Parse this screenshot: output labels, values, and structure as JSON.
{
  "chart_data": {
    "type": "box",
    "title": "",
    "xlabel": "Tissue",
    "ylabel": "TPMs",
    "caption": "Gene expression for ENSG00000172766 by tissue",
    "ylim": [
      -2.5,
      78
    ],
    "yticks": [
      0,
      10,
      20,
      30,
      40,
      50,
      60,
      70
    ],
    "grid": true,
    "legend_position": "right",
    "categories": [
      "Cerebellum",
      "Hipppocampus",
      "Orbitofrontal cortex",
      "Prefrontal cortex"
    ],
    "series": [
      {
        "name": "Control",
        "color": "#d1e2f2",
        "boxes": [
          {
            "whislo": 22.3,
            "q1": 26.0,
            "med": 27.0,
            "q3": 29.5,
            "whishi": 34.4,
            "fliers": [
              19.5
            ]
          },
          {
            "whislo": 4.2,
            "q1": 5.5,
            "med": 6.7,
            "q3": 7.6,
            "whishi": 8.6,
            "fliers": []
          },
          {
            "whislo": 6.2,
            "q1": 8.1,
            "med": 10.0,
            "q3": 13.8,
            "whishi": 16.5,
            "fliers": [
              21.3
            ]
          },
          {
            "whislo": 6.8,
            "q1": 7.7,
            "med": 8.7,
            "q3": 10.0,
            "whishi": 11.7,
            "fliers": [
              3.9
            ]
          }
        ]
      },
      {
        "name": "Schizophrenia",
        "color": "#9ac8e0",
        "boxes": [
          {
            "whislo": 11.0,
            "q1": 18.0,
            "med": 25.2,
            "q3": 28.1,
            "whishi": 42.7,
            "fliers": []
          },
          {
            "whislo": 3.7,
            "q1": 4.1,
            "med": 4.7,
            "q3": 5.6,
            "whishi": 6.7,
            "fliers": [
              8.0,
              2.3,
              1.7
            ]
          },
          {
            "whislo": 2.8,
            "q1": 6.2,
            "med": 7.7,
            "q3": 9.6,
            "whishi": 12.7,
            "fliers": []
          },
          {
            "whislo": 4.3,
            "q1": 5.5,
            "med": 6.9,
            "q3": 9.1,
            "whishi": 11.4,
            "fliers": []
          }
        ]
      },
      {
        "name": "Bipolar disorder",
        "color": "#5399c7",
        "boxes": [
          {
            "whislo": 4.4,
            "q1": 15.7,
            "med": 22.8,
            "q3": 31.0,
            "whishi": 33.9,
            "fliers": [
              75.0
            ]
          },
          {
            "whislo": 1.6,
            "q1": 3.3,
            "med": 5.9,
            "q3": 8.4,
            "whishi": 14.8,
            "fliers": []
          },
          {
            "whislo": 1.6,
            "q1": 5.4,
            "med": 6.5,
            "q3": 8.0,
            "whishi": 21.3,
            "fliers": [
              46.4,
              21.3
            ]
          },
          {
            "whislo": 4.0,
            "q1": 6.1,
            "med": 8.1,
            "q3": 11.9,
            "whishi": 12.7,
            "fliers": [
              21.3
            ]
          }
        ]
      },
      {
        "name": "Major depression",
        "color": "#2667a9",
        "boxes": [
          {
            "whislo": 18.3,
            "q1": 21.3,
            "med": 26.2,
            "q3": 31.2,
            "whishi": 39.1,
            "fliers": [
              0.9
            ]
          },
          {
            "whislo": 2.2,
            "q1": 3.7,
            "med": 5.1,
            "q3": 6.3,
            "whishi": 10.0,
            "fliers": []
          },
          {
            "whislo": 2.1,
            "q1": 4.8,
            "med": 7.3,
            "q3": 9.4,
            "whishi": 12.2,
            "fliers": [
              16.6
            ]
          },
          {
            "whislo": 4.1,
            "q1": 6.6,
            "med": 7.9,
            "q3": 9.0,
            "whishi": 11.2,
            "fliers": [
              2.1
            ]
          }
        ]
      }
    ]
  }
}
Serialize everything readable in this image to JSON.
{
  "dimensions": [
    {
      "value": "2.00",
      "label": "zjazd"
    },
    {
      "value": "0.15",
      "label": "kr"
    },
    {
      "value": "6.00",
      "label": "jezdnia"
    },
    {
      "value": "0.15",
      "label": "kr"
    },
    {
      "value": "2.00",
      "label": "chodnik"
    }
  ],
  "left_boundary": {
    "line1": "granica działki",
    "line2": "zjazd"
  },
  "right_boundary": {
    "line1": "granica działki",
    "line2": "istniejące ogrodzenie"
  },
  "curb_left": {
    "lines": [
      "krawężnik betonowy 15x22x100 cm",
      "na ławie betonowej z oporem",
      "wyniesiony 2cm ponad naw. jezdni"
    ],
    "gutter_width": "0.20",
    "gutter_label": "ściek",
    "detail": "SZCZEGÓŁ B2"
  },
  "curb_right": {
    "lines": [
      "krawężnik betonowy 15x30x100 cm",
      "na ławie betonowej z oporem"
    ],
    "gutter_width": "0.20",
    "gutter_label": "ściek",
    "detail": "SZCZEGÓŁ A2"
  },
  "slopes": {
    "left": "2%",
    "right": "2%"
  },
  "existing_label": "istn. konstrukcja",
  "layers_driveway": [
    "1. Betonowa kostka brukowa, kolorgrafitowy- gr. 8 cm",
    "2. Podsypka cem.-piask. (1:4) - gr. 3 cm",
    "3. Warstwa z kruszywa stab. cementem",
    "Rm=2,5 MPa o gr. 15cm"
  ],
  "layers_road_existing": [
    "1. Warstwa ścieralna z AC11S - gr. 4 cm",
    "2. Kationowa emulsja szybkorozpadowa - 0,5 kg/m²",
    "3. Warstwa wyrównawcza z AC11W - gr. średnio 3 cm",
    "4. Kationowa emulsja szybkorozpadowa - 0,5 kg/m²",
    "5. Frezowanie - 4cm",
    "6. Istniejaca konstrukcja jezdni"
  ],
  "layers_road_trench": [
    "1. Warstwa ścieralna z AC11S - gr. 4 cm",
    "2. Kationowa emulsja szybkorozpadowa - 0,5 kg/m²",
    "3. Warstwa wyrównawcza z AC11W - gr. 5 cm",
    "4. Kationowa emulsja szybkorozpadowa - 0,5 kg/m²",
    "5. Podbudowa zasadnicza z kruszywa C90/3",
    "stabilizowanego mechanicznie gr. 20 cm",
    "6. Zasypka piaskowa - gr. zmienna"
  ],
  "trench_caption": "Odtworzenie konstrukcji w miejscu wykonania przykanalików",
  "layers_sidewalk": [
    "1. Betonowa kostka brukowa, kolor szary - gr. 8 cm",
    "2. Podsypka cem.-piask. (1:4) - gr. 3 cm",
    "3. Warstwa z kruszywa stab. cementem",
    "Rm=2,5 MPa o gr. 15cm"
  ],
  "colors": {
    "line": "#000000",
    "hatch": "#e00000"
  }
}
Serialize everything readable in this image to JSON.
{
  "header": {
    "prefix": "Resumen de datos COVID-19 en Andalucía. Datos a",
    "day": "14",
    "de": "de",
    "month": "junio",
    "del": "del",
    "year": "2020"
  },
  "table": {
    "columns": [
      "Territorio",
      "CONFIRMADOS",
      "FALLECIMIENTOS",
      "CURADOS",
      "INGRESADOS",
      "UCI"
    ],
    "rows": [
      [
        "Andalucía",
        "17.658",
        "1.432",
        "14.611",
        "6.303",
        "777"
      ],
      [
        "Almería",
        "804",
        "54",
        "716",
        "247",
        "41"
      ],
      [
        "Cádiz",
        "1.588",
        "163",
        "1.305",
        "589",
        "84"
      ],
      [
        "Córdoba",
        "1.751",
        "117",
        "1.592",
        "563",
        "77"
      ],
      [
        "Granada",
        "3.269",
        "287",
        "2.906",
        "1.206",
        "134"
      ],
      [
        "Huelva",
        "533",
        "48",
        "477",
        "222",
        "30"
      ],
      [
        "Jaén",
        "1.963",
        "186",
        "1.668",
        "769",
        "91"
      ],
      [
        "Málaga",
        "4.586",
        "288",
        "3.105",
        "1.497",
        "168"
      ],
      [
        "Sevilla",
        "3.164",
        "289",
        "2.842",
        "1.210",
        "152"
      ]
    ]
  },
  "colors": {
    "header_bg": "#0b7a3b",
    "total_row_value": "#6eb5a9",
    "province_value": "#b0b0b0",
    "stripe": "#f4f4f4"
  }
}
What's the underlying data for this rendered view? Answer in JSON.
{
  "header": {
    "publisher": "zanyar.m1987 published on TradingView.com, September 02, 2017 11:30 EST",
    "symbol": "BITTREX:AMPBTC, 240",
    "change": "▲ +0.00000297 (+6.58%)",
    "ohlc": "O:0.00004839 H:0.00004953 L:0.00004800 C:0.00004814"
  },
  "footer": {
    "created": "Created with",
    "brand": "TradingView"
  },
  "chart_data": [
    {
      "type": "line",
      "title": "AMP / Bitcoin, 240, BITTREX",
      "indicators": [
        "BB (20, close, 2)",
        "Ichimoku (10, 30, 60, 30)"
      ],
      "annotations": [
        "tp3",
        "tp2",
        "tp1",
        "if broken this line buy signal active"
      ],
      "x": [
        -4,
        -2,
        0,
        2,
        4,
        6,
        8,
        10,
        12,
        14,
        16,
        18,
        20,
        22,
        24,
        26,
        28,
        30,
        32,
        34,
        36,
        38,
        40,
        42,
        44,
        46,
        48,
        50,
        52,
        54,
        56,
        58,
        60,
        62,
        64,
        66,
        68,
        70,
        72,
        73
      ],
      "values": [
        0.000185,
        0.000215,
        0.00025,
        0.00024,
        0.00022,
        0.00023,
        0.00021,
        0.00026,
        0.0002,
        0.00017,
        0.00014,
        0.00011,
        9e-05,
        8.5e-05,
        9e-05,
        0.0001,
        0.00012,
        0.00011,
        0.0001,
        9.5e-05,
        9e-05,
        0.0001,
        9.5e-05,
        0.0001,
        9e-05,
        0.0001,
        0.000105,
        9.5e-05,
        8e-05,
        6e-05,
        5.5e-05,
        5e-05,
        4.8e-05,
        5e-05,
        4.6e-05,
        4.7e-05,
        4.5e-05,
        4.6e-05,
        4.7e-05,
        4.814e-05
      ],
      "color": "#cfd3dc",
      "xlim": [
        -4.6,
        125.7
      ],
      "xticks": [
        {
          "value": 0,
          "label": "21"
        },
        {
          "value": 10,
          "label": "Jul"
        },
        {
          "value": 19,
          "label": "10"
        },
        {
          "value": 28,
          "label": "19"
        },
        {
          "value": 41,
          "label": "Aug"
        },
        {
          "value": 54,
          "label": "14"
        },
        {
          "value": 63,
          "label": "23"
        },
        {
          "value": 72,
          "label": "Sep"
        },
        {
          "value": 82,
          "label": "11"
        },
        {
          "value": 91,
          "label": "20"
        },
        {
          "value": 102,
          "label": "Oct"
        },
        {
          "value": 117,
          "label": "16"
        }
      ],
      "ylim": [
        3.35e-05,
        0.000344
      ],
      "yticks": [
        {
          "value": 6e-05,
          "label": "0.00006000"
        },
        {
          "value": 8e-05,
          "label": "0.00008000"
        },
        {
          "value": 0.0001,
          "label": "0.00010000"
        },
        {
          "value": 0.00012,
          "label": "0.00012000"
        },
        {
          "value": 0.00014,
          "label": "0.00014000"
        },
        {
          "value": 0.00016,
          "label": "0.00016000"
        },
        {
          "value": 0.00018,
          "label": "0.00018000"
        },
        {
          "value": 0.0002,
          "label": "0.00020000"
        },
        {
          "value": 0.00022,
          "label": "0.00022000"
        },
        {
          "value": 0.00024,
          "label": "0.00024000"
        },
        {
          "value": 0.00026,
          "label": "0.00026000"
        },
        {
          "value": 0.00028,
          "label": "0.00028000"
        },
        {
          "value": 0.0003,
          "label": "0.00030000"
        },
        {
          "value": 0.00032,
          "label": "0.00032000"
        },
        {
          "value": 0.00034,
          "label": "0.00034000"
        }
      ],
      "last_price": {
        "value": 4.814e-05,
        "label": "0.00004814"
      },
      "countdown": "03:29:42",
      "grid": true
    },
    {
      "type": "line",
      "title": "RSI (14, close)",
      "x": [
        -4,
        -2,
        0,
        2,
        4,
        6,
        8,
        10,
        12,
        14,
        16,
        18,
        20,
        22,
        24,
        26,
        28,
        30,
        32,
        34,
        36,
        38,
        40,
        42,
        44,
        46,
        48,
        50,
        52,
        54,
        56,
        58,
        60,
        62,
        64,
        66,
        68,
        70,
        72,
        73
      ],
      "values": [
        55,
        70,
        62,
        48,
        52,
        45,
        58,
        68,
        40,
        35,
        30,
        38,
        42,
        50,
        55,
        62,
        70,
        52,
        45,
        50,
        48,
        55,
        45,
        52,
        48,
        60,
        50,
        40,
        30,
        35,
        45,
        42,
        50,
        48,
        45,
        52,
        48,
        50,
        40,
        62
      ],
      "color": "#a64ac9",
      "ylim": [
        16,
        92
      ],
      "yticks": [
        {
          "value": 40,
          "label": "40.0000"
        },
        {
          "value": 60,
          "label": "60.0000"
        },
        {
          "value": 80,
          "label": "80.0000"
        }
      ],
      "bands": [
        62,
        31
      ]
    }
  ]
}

※ ※ ※

What you need to do:
Locate all lines in the listing above with the word "this" and copy them.

Output of the task:
Parse this screenshot: output labels, values, and structure as JSON.
Serialize everything readable in this image to JSON.
Serialize everything readable in this image to JSON.
What's the underlying data for this rendered view? Answer in JSON.
        "if broken this line buy signal active"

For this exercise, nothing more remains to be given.